### Document segment
⁂
Residential News » New York City Edition | By Michael Gerrity | September 14, 2022 7:45 AM ET
According to CoreLogic's latest Mortgage Fraud Report, there was a 7.5% year-over-year decrease in fraud risk at the end of the second quarter of 2022, as measured by the CoreLogic Mortgage Application Fraud Risk Index. The decline in mid-2022 follows a large increase seen in the same period in 2021 and is partially due to the recalibration of CoreLogic's scoring model in the first quarter of 2022. Since that update, higher risks were recorded during months in the second quarter, particularly for certain types of mortgage fraud.
In the second quarter of 2022, an estimated 0.76% of all mortgage applications contained fraud, about 1 in 131 applications. By comparison, in the second quarter of 2021, that estimate was 0.83%, or about 1 in 120 applications. Risks of income and property fraud posted the largest year-over-year increases in the second quarter, a respective 27.3% and 22.6%.
⁂
Stored items
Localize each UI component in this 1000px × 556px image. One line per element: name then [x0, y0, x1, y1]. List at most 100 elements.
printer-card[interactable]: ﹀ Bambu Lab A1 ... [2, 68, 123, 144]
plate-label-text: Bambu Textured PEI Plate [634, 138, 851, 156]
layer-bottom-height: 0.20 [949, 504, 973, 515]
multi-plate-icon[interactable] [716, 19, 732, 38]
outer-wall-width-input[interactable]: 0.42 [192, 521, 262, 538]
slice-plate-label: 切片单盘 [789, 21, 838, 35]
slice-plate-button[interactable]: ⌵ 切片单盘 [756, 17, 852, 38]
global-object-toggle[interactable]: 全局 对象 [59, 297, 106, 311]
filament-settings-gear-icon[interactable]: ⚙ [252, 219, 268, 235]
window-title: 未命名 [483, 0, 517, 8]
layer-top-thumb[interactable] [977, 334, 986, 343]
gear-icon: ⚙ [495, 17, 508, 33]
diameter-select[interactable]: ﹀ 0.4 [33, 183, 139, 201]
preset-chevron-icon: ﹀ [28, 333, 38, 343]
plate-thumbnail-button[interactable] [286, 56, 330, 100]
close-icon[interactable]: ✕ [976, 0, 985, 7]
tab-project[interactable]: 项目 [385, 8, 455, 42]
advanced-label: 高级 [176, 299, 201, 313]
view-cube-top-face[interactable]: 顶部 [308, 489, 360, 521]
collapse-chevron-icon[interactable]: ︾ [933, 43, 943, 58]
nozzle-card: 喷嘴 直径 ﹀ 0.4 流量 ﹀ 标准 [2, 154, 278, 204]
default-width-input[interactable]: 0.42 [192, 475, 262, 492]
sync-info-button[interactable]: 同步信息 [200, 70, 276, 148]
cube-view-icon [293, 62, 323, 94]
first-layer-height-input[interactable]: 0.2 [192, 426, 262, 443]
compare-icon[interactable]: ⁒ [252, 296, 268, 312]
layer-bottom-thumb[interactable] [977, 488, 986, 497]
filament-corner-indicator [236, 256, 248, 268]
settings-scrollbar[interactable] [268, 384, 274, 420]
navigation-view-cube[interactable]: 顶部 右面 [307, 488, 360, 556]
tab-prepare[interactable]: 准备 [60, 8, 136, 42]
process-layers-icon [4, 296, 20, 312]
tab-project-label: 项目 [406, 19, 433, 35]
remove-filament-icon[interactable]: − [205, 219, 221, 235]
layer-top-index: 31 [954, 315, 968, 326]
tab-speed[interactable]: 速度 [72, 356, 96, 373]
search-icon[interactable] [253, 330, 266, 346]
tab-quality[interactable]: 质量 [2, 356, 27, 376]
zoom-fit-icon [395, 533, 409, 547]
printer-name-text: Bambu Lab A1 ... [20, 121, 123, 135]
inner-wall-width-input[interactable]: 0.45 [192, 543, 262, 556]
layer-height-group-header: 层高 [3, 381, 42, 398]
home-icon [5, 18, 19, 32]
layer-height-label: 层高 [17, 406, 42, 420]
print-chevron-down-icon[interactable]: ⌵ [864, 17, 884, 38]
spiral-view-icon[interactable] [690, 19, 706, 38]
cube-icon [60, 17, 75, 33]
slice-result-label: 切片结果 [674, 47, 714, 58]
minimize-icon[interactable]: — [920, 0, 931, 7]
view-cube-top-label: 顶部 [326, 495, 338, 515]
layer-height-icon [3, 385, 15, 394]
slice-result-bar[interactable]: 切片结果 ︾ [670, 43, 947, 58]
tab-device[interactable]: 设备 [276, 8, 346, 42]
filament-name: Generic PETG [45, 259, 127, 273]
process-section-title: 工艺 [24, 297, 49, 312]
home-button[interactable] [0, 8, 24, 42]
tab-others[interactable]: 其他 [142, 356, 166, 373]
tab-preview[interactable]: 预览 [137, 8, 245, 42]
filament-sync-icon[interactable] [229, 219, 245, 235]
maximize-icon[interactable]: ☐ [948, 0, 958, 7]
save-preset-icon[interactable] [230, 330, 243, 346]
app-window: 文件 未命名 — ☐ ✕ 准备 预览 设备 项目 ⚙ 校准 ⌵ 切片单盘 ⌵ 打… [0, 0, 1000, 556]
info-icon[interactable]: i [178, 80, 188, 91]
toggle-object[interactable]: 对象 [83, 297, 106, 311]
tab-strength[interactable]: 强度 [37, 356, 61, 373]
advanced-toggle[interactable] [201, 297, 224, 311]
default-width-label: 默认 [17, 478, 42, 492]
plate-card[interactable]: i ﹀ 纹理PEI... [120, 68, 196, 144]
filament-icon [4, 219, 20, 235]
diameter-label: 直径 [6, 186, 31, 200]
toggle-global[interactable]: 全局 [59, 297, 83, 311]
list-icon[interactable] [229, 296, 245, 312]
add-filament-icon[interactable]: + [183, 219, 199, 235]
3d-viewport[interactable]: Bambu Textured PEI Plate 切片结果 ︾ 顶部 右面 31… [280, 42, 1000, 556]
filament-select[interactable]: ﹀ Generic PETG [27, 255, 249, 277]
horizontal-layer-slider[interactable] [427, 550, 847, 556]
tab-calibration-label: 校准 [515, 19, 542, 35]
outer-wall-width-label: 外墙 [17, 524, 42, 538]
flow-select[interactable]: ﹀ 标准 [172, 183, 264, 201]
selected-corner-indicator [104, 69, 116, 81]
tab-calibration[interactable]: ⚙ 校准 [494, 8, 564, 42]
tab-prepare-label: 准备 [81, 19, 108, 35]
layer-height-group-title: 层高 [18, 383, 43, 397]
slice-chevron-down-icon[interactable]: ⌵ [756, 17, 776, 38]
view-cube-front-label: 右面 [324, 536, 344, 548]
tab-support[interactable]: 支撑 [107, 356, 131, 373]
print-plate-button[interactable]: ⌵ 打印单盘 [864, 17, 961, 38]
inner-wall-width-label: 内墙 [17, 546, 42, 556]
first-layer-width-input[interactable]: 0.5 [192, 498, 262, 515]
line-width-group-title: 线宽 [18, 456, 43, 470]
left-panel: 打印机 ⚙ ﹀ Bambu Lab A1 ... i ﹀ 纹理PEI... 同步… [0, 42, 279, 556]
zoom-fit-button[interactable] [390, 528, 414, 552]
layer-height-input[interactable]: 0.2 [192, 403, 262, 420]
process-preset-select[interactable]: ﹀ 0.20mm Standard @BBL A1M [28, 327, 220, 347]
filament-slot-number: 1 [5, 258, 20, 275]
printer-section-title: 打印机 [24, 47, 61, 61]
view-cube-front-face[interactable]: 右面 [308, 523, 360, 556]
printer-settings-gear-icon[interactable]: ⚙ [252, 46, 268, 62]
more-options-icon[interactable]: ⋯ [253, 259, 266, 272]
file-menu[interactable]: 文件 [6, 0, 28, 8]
⁂
### What you need to do
Reproduce the passage of the mortgage fraud article between "In the second quarter of 2022, an" and "27.3% and 22.6%.", inclusive.

### Task solution
In the second quarter of 2022, an estimated 0.76% of all mortgage applications contained fraud, about 1 in 131 applications. By comparison, in the second quarter of 2021, that estimate was 0.83%, or about 1 in 120 applications. Risks of income and property fraud posted the largest year-over-year increases in the second quarter, a respective 27.3% and 22.6%.